[Records contained in a dataset]
════════════════════

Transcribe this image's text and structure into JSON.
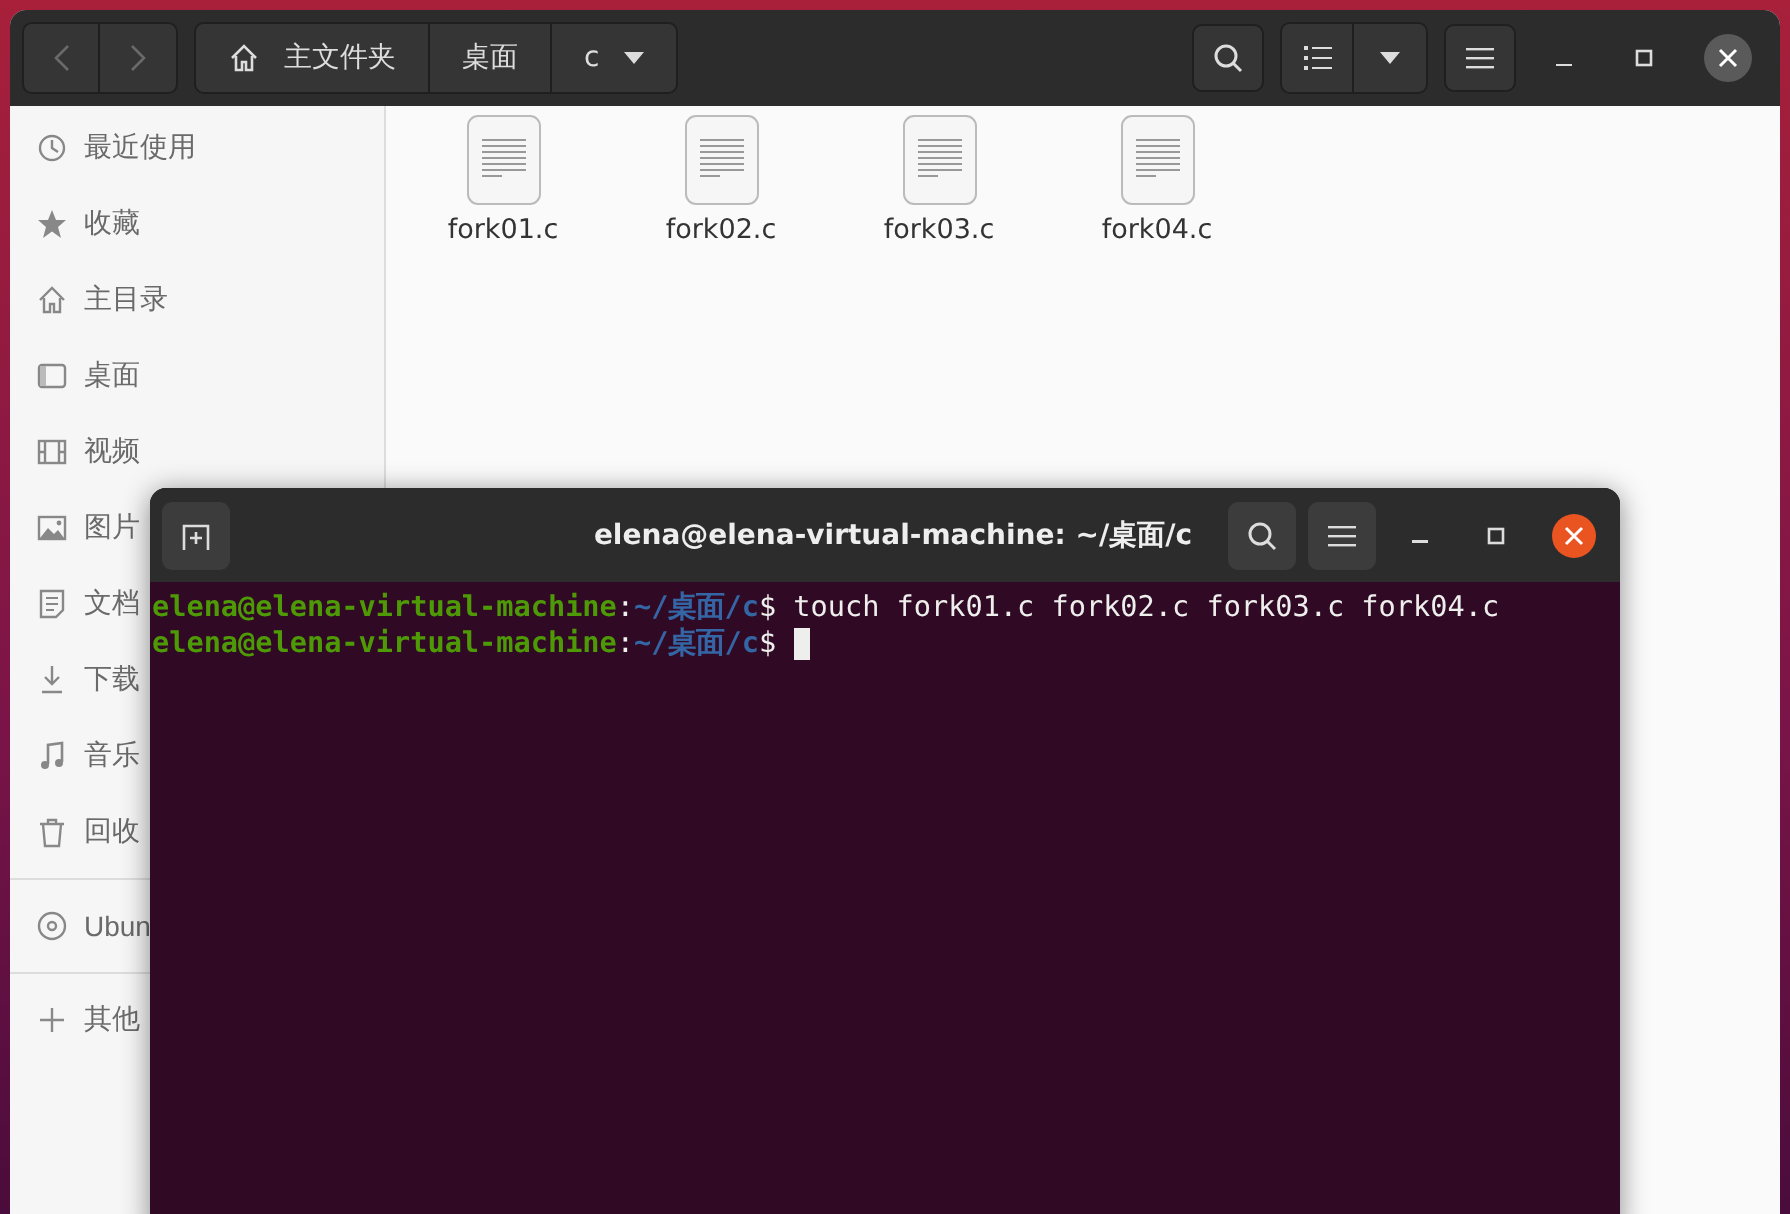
{
  "file_manager": {
    "path": [
      {
        "label": "主文件夹",
        "kind": "home"
      },
      {
        "label": "桌面",
        "kind": "folder"
      },
      {
        "label": "c",
        "kind": "dropdown"
      }
    ],
    "sidebar": {
      "sections": [
        {
          "items": [
            {
              "label": "最近使用"
            },
            {
              "label": "收藏"
            },
            {
              "label": "主目录"
            },
            {
              "label": "桌面"
            },
            {
              "label": "视频"
            },
            {
              "label": "图片"
            },
            {
              "label": "文档"
            },
            {
              "label": "下载"
            },
            {
              "label": "音乐"
            },
            {
              "label": "回收"
            }
          ]
        },
        {
          "items": [
            {
              "label": "Ubun"
            }
          ]
        },
        {
          "items": [
            {
              "label": "其他"
            }
          ]
        }
      ]
    },
    "files": [
      {
        "name": "fork01.c"
      },
      {
        "name": "fork02.c"
      },
      {
        "name": "fork03.c"
      },
      {
        "name": "fork04.c"
      }
    ]
  },
  "terminal": {
    "title": "elena@elena-virtual-machine: ~/桌面/c",
    "lines": [
      {
        "user": "elena@elena-virtual-machine",
        "separator": ":",
        "path": "~/桌面/c",
        "prompt": "$",
        "command": "touch fork01.c fork02.c fork03.c fork04.c",
        "cursor": false
      },
      {
        "user": "elena@elena-virtual-machine",
        "separator": ":",
        "path": "~/桌面/c",
        "prompt": "$",
        "cursor": true
      }
    ]
  }
}
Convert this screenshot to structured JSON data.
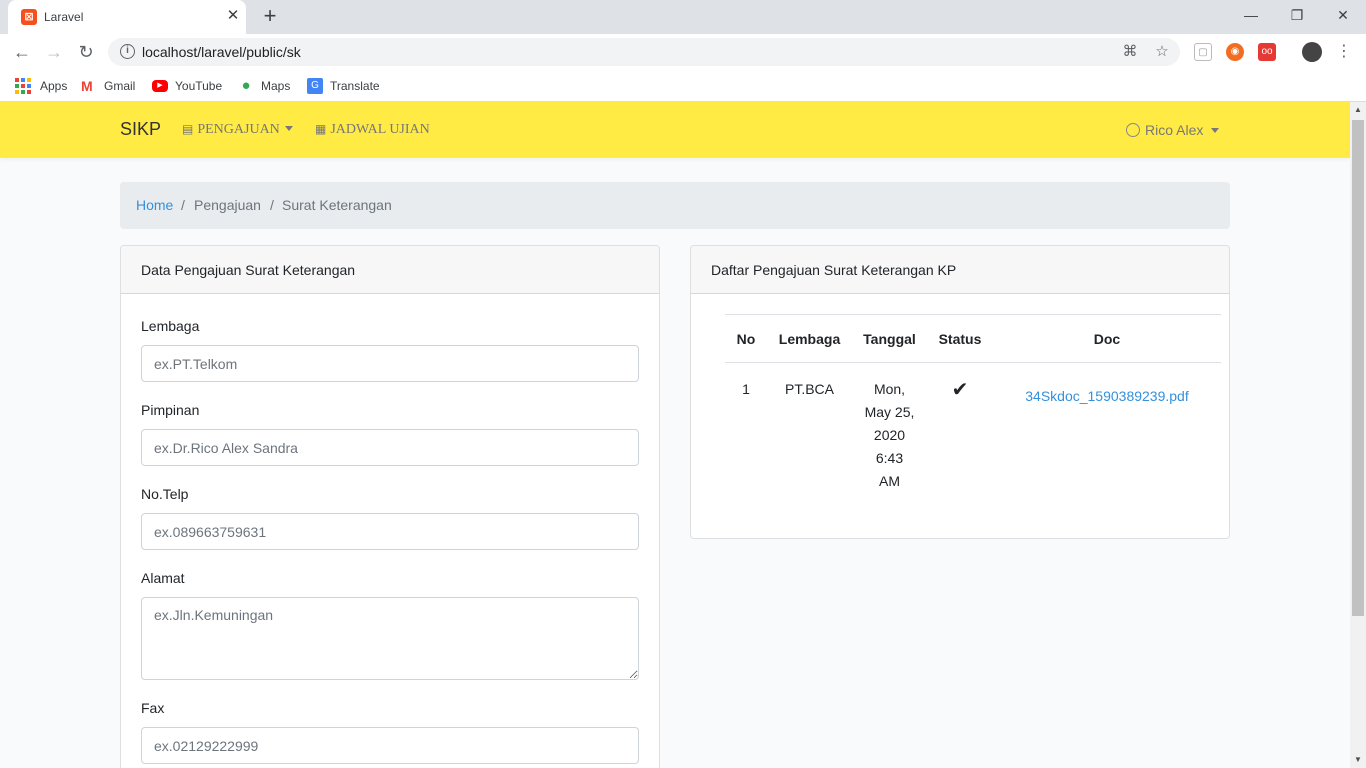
{
  "browser": {
    "tab_title": "Laravel",
    "url": "localhost/laravel/public/sk",
    "bookmarks": [
      {
        "label": "Apps",
        "icon": "apps-grid-icon"
      },
      {
        "label": "Gmail",
        "icon": "gmail-icon"
      },
      {
        "label": "YouTube",
        "icon": "youtube-icon"
      },
      {
        "label": "Maps",
        "icon": "maps-icon"
      },
      {
        "label": "Translate",
        "icon": "translate-icon"
      }
    ]
  },
  "navbar": {
    "brand": "SIKP",
    "links": [
      {
        "label": "PENGAJUAN",
        "icon": "id-card-icon",
        "dropdown": true
      },
      {
        "label": "JADWAL UJIAN",
        "icon": "calendar-icon",
        "dropdown": false
      }
    ],
    "user": "Rico Alex"
  },
  "breadcrumb": {
    "items": [
      "Home",
      "Pengajuan",
      "Surat Keterangan"
    ]
  },
  "form_card": {
    "title": "Data Pengajuan Surat Keterangan",
    "fields": [
      {
        "label": "Lembaga",
        "placeholder": "ex.PT.Telkom"
      },
      {
        "label": "Pimpinan",
        "placeholder": "ex.Dr.Rico Alex Sandra"
      },
      {
        "label": "No.Telp",
        "placeholder": "ex.089663759631"
      },
      {
        "label": "Alamat",
        "placeholder": "ex.Jln.Kemuningan"
      },
      {
        "label": "Fax",
        "placeholder": "ex.02129222999"
      }
    ]
  },
  "list_card": {
    "title": "Daftar Pengajuan Surat Keterangan KP",
    "columns": [
      "No",
      "Lembaga",
      "Tanggal",
      "Status",
      "Doc"
    ],
    "rows": [
      {
        "no": "1",
        "lembaga": "PT.BCA",
        "tanggal": [
          "Mon,",
          "May 25,",
          "2020",
          "6:43",
          "AM"
        ],
        "status": "approved-check-icon",
        "doc": "34Skdoc_1590389239.pdf"
      }
    ]
  },
  "colors": {
    "navbar": "#ffeb44",
    "link": "#3490dc",
    "page_bg": "#f8fafc"
  }
}
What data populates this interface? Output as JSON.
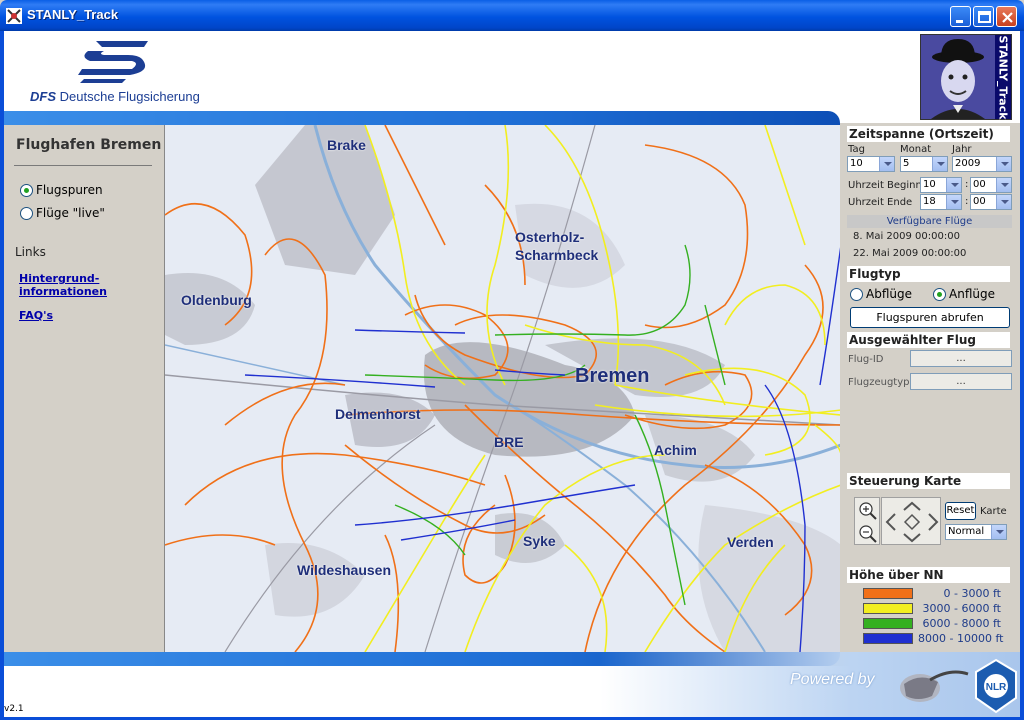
{
  "window": {
    "title": "STANLY_Track"
  },
  "header": {
    "org_abbrev": "DFS",
    "org_name": "Deutsche Flugsicherung",
    "app_label": "STANLY_Track"
  },
  "sidebar": {
    "title": "Flughafen Bremen",
    "modes": [
      {
        "label": "Flugspuren",
        "selected": true
      },
      {
        "label": "Flüge \"live\"",
        "selected": false
      }
    ],
    "links_title": "Links",
    "links": [
      {
        "label_line1": "Hintergrund-",
        "label_line2": "informationen"
      },
      {
        "label_line1": "FAQ's"
      }
    ]
  },
  "map": {
    "labels": {
      "brake": "Brake",
      "osterholz1": "Osterholz-",
      "osterholz2": "Scharmbeck",
      "oldenburg": "Oldenburg",
      "bremen": "Bremen",
      "delmenhorst": "Delmenhorst",
      "bre": "BRE",
      "achim": "Achim",
      "syke": "Syke",
      "verden": "Verden",
      "wildeshausen": "Wildeshausen"
    },
    "track_colors": {
      "low": "#f07018",
      "mid": "#f2ee20",
      "high": "#34b020",
      "top": "#2030d0"
    }
  },
  "timespan": {
    "title": "Zeitspanne (Ortszeit)",
    "day_label": "Tag",
    "month_label": "Monat",
    "year_label": "Jahr",
    "day": "10",
    "month": "5",
    "year": "2009",
    "start_label": "Uhrzeit Beginn",
    "start_hour": "10",
    "start_min": "00",
    "end_label": "Uhrzeit Ende",
    "end_hour": "18",
    "end_min": "00",
    "available_label": "Verfügbare Flüge",
    "available": [
      "8. Mai 2009 00:00:00",
      "22. Mai 2009 00:00:00"
    ]
  },
  "flighttype": {
    "title": "Flugtyp",
    "departures": "Abflüge",
    "arrivals": "Anflüge",
    "selected": "arrivals",
    "fetch_button": "Flugspuren abrufen"
  },
  "selected_flight": {
    "title": "Ausgewählter Flug",
    "id_label": "Flug-ID",
    "id_value": "...",
    "type_label": "Flugzeugtyp",
    "type_value": "..."
  },
  "map_control": {
    "title": "Steuerung Karte",
    "reset_button": "Reset",
    "map_label": "Karte",
    "map_mode": "Normal"
  },
  "altitude": {
    "title": "Höhe über NN",
    "bands": [
      {
        "label": "0 -   3000 ft",
        "color": "#f07018"
      },
      {
        "label": "3000 -   6000 ft",
        "color": "#f2ee20"
      },
      {
        "label": "6000 -   8000 ft",
        "color": "#34b020"
      },
      {
        "label": "8000 - 10000 ft",
        "color": "#2030d0"
      }
    ]
  },
  "footer": {
    "powered_by": "Powered by",
    "version": "v2.1"
  }
}
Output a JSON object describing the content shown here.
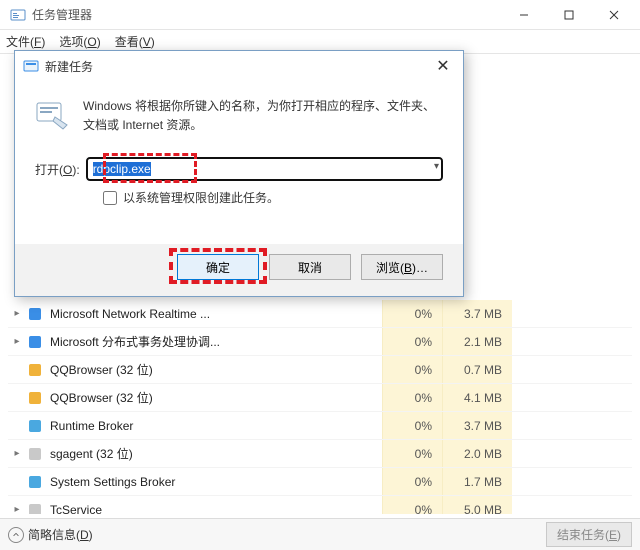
{
  "window": {
    "title": "任务管理器",
    "buttons": {
      "min": "—",
      "max": "☐",
      "close": "✕"
    }
  },
  "menu": {
    "file": "文件(F)",
    "options": "选项(O)",
    "view": "查看(V)"
  },
  "dialog": {
    "title": "新建任务",
    "desc": "Windows 将根据你所键入的名称，为你打开相应的程序、文件夹、文档或 Internet 资源。",
    "open_label": "打开(O):",
    "input_value": "rdpclip.exe",
    "admin_label": "以系统管理权限创建此任务。",
    "ok": "确定",
    "cancel": "取消",
    "browse": "浏览(B)…"
  },
  "processes": [
    {
      "expand": true,
      "iconColor": "#3a8ee6",
      "name": "Microsoft Network Realtime ...",
      "cpu": "0%",
      "mem": "3.7 MB"
    },
    {
      "expand": true,
      "iconColor": "#3a8ee6",
      "name": "Microsoft 分布式事务处理协调...",
      "cpu": "0%",
      "mem": "2.1 MB"
    },
    {
      "expand": false,
      "iconColor": "#f0b23a",
      "name": "QQBrowser (32 位)",
      "cpu": "0%",
      "mem": "0.7 MB"
    },
    {
      "expand": false,
      "iconColor": "#f0b23a",
      "name": "QQBrowser (32 位)",
      "cpu": "0%",
      "mem": "4.1 MB"
    },
    {
      "expand": false,
      "iconColor": "#4aa8e0",
      "name": "Runtime Broker",
      "cpu": "0%",
      "mem": "3.7 MB"
    },
    {
      "expand": true,
      "iconColor": "#c9c9c9",
      "name": "sgagent (32 位)",
      "cpu": "0%",
      "mem": "2.0 MB"
    },
    {
      "expand": false,
      "iconColor": "#4aa8e0",
      "name": "System Settings Broker",
      "cpu": "0%",
      "mem": "1.7 MB"
    },
    {
      "expand": true,
      "iconColor": "#c9c9c9",
      "name": "TcService",
      "cpu": "0%",
      "mem": "5.0 MB"
    }
  ],
  "statusbar": {
    "collapse": "简略信息(D)",
    "endtask": "结束任务(E)"
  }
}
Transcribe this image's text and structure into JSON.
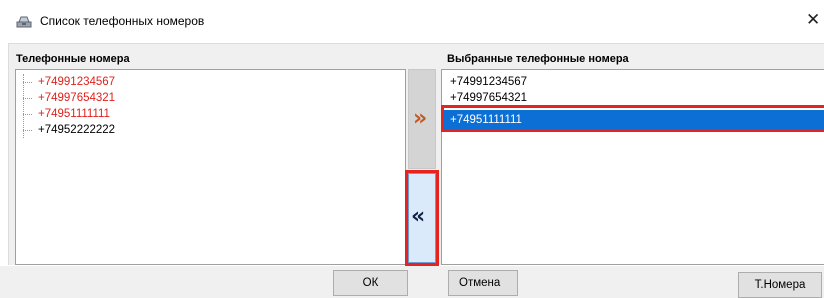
{
  "window": {
    "title": "Список телефонных номеров",
    "close_glyph": "✕",
    "icon": "phone-icon"
  },
  "left_panel": {
    "header": "Телефонные номера",
    "items": [
      {
        "number": "+74991234567",
        "color": "#e0201c"
      },
      {
        "number": "+74997654321",
        "color": "#e0201c"
      },
      {
        "number": "+74951111111",
        "color": "#e0201c"
      },
      {
        "number": "+74952222222",
        "color": "#000000"
      }
    ]
  },
  "right_panel": {
    "header": "Выбранные телефонные номера",
    "items": [
      {
        "number": "+74991234567",
        "selected": false
      },
      {
        "number": "+74997654321",
        "selected": false
      },
      {
        "number": "+74951111111",
        "selected": true
      }
    ],
    "selection_color": "#0b6fd6",
    "highlight_color": "#e5231f"
  },
  "transfer": {
    "add_glyph": "»",
    "remove_glyph": "«"
  },
  "buttons": {
    "ok": "ОК",
    "cancel": "Отмена",
    "numbers": "Т.Номера"
  }
}
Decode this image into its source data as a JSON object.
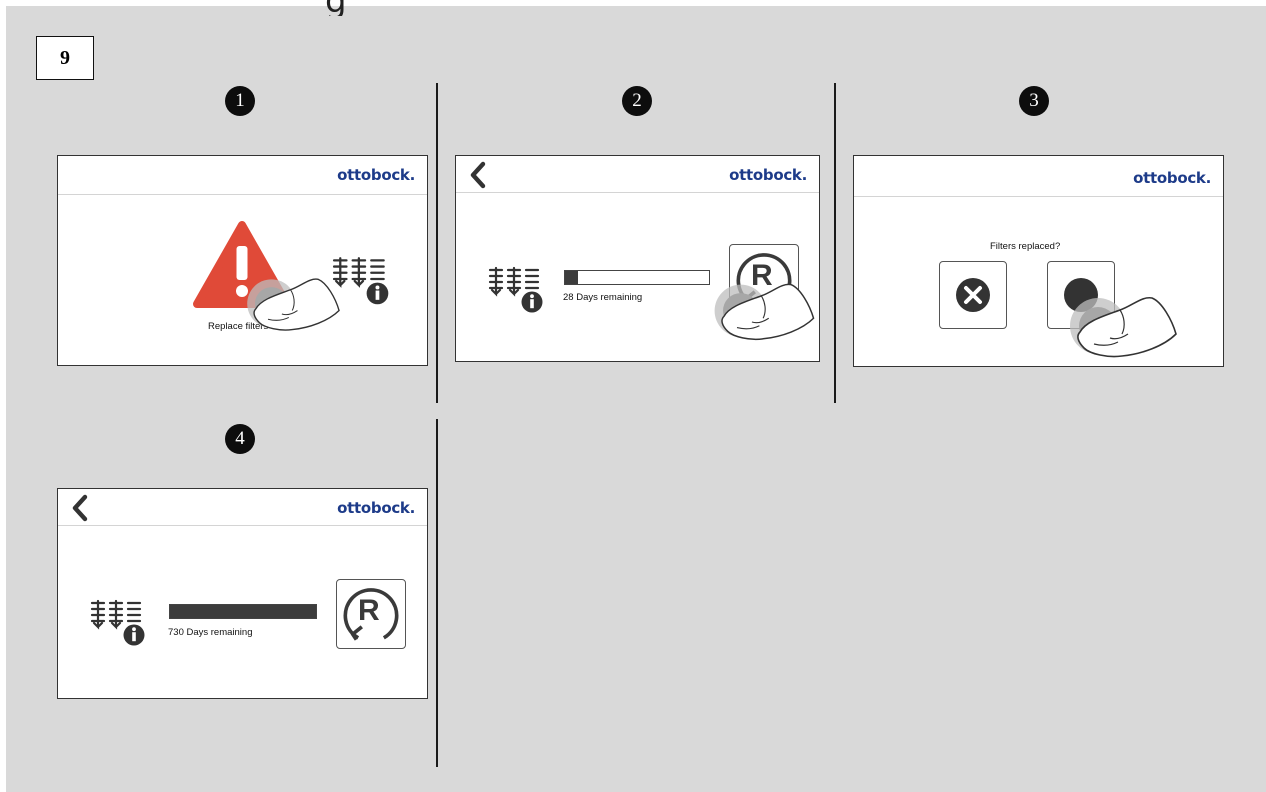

════════════════════

Extract every line containing the string "Uhrzeit" from the material.

*Correct response*.
    "start_label": "Uhrzeit Beginn",
    "end_label": "Uhrzeit Ende",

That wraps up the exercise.